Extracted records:
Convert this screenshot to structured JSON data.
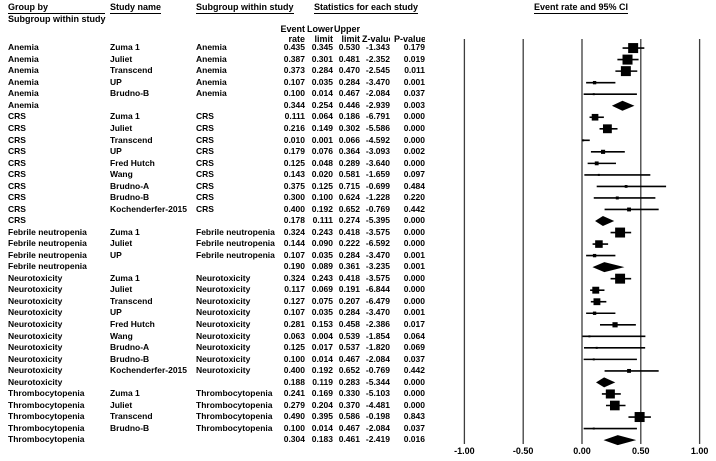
{
  "header": {
    "group_by_line1": "Group by",
    "group_by_line2": "Subgroup within study",
    "study_name": "Study name",
    "subgroup": "Subgroup within study",
    "statistics": "Statistics for each study",
    "plot_title": "Event rate and 95% CI"
  },
  "stat_columns": {
    "event_line1": "Event",
    "event_line2": "rate",
    "lower_line1": "Lower",
    "lower_line2": "limit",
    "upper_line1": "Upper",
    "upper_line2": "limit",
    "z_label": "Z-value",
    "p_label": "P-value"
  },
  "axis": {
    "tick_labels": [
      "-1.00",
      "-0.50",
      "0.00",
      "0.50",
      "1.00"
    ],
    "tick_values": [
      -1,
      -0.5,
      0,
      0.5,
      1
    ]
  },
  "colors": {
    "marker": "#000000",
    "gridline": "#3d3d3d",
    "text": "#000000",
    "background": "#ffffff"
  },
  "chart_data": {
    "type": "forest",
    "title": "Event rate and 95% CI",
    "effect_measure": "Event rate",
    "xlim": [
      -1,
      1
    ],
    "x_ticks": [
      -1,
      -0.5,
      0,
      0.5,
      1
    ],
    "rows": [
      {
        "group": "Anemia",
        "study": "Zuma 1",
        "subgroup": "Anemia",
        "rate": 0.435,
        "lower": 0.345,
        "upper": 0.53,
        "z": -1.343,
        "p": 0.179,
        "summary": false
      },
      {
        "group": "Anemia",
        "study": "Juliet",
        "subgroup": "Anemia",
        "rate": 0.387,
        "lower": 0.301,
        "upper": 0.481,
        "z": -2.352,
        "p": 0.019,
        "summary": false
      },
      {
        "group": "Anemia",
        "study": "Transcend",
        "subgroup": "Anemia",
        "rate": 0.373,
        "lower": 0.284,
        "upper": 0.47,
        "z": -2.545,
        "p": 0.011,
        "summary": false
      },
      {
        "group": "Anemia",
        "study": "UP",
        "subgroup": "Anemia",
        "rate": 0.107,
        "lower": 0.035,
        "upper": 0.284,
        "z": -3.47,
        "p": 0.001,
        "summary": false
      },
      {
        "group": "Anemia",
        "study": "Brudno-B",
        "subgroup": "Anemia",
        "rate": 0.1,
        "lower": 0.014,
        "upper": 0.467,
        "z": -2.084,
        "p": 0.037,
        "summary": false
      },
      {
        "group": "Anemia",
        "study": "",
        "subgroup": "",
        "rate": 0.344,
        "lower": 0.254,
        "upper": 0.446,
        "z": -2.939,
        "p": 0.003,
        "summary": true
      },
      {
        "group": "CRS",
        "study": "Zuma 1",
        "subgroup": "CRS",
        "rate": 0.111,
        "lower": 0.064,
        "upper": 0.186,
        "z": -6.791,
        "p": 0.0,
        "summary": false
      },
      {
        "group": "CRS",
        "study": "Juliet",
        "subgroup": "CRS",
        "rate": 0.216,
        "lower": 0.149,
        "upper": 0.302,
        "z": -5.586,
        "p": 0.0,
        "summary": false
      },
      {
        "group": "CRS",
        "study": "Transcend",
        "subgroup": "CRS",
        "rate": 0.01,
        "lower": 0.001,
        "upper": 0.066,
        "z": -4.592,
        "p": 0.0,
        "summary": false
      },
      {
        "group": "CRS",
        "study": "UP",
        "subgroup": "CRS",
        "rate": 0.179,
        "lower": 0.076,
        "upper": 0.364,
        "z": -3.093,
        "p": 0.002,
        "summary": false
      },
      {
        "group": "CRS",
        "study": "Fred Hutch",
        "subgroup": "CRS",
        "rate": 0.125,
        "lower": 0.048,
        "upper": 0.289,
        "z": -3.64,
        "p": 0.0,
        "summary": false
      },
      {
        "group": "CRS",
        "study": "Wang",
        "subgroup": "CRS",
        "rate": 0.143,
        "lower": 0.02,
        "upper": 0.581,
        "z": -1.659,
        "p": 0.097,
        "summary": false
      },
      {
        "group": "CRS",
        "study": "Brudno-A",
        "subgroup": "CRS",
        "rate": 0.375,
        "lower": 0.125,
        "upper": 0.715,
        "z": -0.699,
        "p": 0.484,
        "summary": false
      },
      {
        "group": "CRS",
        "study": "Brudno-B",
        "subgroup": "CRS",
        "rate": 0.3,
        "lower": 0.1,
        "upper": 0.624,
        "z": -1.228,
        "p": 0.22,
        "summary": false
      },
      {
        "group": "CRS",
        "study": "Kochenderfer-2015",
        "subgroup": "CRS",
        "rate": 0.4,
        "lower": 0.192,
        "upper": 0.652,
        "z": -0.769,
        "p": 0.442,
        "summary": false
      },
      {
        "group": "CRS",
        "study": "",
        "subgroup": "",
        "rate": 0.178,
        "lower": 0.111,
        "upper": 0.274,
        "z": -5.395,
        "p": 0.0,
        "summary": true
      },
      {
        "group": "Febrile neutropenia",
        "study": "Zuma 1",
        "subgroup": "Febrile neutropenia",
        "rate": 0.324,
        "lower": 0.243,
        "upper": 0.418,
        "z": -3.575,
        "p": 0.0,
        "summary": false
      },
      {
        "group": "Febrile neutropenia",
        "study": "Juliet",
        "subgroup": "Febrile neutropenia",
        "rate": 0.144,
        "lower": 0.09,
        "upper": 0.222,
        "z": -6.592,
        "p": 0.0,
        "summary": false
      },
      {
        "group": "Febrile neutropenia",
        "study": "UP",
        "subgroup": "Febrile neutropenia",
        "rate": 0.107,
        "lower": 0.035,
        "upper": 0.284,
        "z": -3.47,
        "p": 0.001,
        "summary": false
      },
      {
        "group": "Febrile neutropenia",
        "study": "",
        "subgroup": "",
        "rate": 0.19,
        "lower": 0.089,
        "upper": 0.361,
        "z": -3.235,
        "p": 0.001,
        "summary": true
      },
      {
        "group": "Neurotoxicity",
        "study": "Zuma 1",
        "subgroup": "Neurotoxicity",
        "rate": 0.324,
        "lower": 0.243,
        "upper": 0.418,
        "z": -3.575,
        "p": 0.0,
        "summary": false
      },
      {
        "group": "Neurotoxicity",
        "study": "Juliet",
        "subgroup": "Neurotoxicity",
        "rate": 0.117,
        "lower": 0.069,
        "upper": 0.191,
        "z": -6.844,
        "p": 0.0,
        "summary": false
      },
      {
        "group": "Neurotoxicity",
        "study": "Transcend",
        "subgroup": "Neurotoxicity",
        "rate": 0.127,
        "lower": 0.075,
        "upper": 0.207,
        "z": -6.479,
        "p": 0.0,
        "summary": false
      },
      {
        "group": "Neurotoxicity",
        "study": "UP",
        "subgroup": "Neurotoxicity",
        "rate": 0.107,
        "lower": 0.035,
        "upper": 0.284,
        "z": -3.47,
        "p": 0.001,
        "summary": false
      },
      {
        "group": "Neurotoxicity",
        "study": "Fred Hutch",
        "subgroup": "Neurotoxicity",
        "rate": 0.281,
        "lower": 0.153,
        "upper": 0.458,
        "z": -2.386,
        "p": 0.017,
        "summary": false
      },
      {
        "group": "Neurotoxicity",
        "study": "Wang",
        "subgroup": "Neurotoxicity",
        "rate": 0.063,
        "lower": 0.004,
        "upper": 0.539,
        "z": -1.854,
        "p": 0.064,
        "summary": false
      },
      {
        "group": "Neurotoxicity",
        "study": "Brudno-A",
        "subgroup": "Neurotoxicity",
        "rate": 0.125,
        "lower": 0.017,
        "upper": 0.537,
        "z": -1.82,
        "p": 0.069,
        "summary": false
      },
      {
        "group": "Neurotoxicity",
        "study": "Brudno-B",
        "subgroup": "Neurotoxicity",
        "rate": 0.1,
        "lower": 0.014,
        "upper": 0.467,
        "z": -2.084,
        "p": 0.037,
        "summary": false
      },
      {
        "group": "Neurotoxicity",
        "study": "Kochenderfer-2015",
        "subgroup": "Neurotoxicity",
        "rate": 0.4,
        "lower": 0.192,
        "upper": 0.652,
        "z": -0.769,
        "p": 0.442,
        "summary": false
      },
      {
        "group": "Neurotoxicity",
        "study": "",
        "subgroup": "",
        "rate": 0.188,
        "lower": 0.119,
        "upper": 0.283,
        "z": -5.344,
        "p": 0.0,
        "summary": true
      },
      {
        "group": "Thrombocytopenia",
        "study": "Zuma 1",
        "subgroup": "Thrombocytopenia",
        "rate": 0.241,
        "lower": 0.169,
        "upper": 0.33,
        "z": -5.103,
        "p": 0.0,
        "summary": false
      },
      {
        "group": "Thrombocytopenia",
        "study": "Juliet",
        "subgroup": "Thrombocytopenia",
        "rate": 0.279,
        "lower": 0.204,
        "upper": 0.37,
        "z": -4.481,
        "p": 0.0,
        "summary": false
      },
      {
        "group": "Thrombocytopenia",
        "study": "Transcend",
        "subgroup": "Thrombocytopenia",
        "rate": 0.49,
        "lower": 0.395,
        "upper": 0.586,
        "z": -0.198,
        "p": 0.843,
        "summary": false
      },
      {
        "group": "Thrombocytopenia",
        "study": "Brudno-B",
        "subgroup": "Thrombocytopenia",
        "rate": 0.1,
        "lower": 0.014,
        "upper": 0.467,
        "z": -2.084,
        "p": 0.037,
        "summary": false
      },
      {
        "group": "Thrombocytopenia",
        "study": "",
        "subgroup": "",
        "rate": 0.304,
        "lower": 0.183,
        "upper": 0.461,
        "z": -2.419,
        "p": 0.016,
        "summary": true
      }
    ]
  }
}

GIVEN REQUEST
Report how many lines in the entries hold the string "limit". Nothing but the number is wanted.

EXERCISE RESPONSE
2